(WORK TO DO) Return a copy of each line that holds the string "Outstanding".

(DATA EXCERPTS)
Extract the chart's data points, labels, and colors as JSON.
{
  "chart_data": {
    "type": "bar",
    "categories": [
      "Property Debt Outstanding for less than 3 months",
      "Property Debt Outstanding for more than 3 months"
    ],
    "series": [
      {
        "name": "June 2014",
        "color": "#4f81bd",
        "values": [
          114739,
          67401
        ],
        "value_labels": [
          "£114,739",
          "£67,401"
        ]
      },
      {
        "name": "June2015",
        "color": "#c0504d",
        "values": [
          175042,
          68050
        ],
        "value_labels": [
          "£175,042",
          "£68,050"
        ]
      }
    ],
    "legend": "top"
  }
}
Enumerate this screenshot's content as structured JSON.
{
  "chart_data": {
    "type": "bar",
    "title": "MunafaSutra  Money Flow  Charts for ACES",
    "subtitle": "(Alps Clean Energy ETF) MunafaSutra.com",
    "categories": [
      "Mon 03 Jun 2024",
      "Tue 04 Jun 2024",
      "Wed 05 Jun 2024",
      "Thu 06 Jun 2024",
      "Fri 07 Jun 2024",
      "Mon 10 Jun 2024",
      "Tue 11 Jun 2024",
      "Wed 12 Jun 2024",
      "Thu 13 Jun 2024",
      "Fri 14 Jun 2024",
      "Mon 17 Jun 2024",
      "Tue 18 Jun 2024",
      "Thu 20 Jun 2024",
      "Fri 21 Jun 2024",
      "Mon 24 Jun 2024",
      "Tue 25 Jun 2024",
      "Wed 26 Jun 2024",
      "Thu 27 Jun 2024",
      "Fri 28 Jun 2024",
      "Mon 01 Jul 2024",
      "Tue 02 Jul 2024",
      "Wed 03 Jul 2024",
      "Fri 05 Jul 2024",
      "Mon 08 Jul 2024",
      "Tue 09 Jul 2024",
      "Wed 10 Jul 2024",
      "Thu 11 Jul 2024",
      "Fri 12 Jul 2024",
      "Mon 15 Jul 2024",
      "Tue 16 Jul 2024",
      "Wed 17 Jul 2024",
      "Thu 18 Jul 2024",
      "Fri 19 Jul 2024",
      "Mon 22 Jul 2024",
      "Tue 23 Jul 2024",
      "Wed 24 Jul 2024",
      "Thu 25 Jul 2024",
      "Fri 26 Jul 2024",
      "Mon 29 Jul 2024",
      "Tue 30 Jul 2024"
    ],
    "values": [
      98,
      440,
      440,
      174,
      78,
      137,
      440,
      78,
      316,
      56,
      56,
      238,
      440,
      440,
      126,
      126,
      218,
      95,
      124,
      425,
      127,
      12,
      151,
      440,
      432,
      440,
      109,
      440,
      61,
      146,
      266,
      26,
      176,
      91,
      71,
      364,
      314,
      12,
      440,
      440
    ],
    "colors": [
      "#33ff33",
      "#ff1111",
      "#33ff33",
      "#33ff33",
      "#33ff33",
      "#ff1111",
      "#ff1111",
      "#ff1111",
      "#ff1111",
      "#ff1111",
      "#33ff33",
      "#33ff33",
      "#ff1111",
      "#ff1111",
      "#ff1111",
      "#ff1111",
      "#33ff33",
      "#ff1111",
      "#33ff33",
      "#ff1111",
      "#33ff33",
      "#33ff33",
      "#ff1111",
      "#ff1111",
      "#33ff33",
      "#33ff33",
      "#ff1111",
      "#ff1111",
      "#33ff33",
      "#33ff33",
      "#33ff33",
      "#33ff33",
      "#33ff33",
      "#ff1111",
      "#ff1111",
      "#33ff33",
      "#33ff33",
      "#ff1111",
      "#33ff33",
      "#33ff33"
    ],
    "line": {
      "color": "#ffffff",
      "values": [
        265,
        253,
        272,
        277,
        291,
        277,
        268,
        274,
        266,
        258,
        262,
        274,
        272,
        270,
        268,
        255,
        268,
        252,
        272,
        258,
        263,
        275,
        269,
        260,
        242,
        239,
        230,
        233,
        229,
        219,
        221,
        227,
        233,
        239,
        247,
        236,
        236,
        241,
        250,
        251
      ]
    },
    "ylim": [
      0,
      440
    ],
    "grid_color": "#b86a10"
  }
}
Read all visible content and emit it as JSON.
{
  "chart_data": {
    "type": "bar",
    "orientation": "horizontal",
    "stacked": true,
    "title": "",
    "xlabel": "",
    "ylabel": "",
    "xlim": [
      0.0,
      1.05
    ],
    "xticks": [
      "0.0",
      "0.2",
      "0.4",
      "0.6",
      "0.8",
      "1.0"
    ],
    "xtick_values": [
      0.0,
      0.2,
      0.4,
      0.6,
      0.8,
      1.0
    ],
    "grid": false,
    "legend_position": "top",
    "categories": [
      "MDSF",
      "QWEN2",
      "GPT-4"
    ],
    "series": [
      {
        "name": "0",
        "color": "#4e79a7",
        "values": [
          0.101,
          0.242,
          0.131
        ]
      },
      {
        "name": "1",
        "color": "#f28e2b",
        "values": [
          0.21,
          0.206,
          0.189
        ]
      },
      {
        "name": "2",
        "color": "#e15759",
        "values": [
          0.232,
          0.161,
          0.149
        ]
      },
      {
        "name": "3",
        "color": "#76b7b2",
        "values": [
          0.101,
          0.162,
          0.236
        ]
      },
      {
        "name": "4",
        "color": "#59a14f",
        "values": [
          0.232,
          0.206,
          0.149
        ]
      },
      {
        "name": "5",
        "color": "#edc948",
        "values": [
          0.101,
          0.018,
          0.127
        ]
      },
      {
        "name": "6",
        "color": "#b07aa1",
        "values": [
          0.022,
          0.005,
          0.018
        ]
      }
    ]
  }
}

(TASK ANSWER)
      "Property Debt Outstanding for less than 3 months",
      "Property Debt Outstanding for more than 3 months"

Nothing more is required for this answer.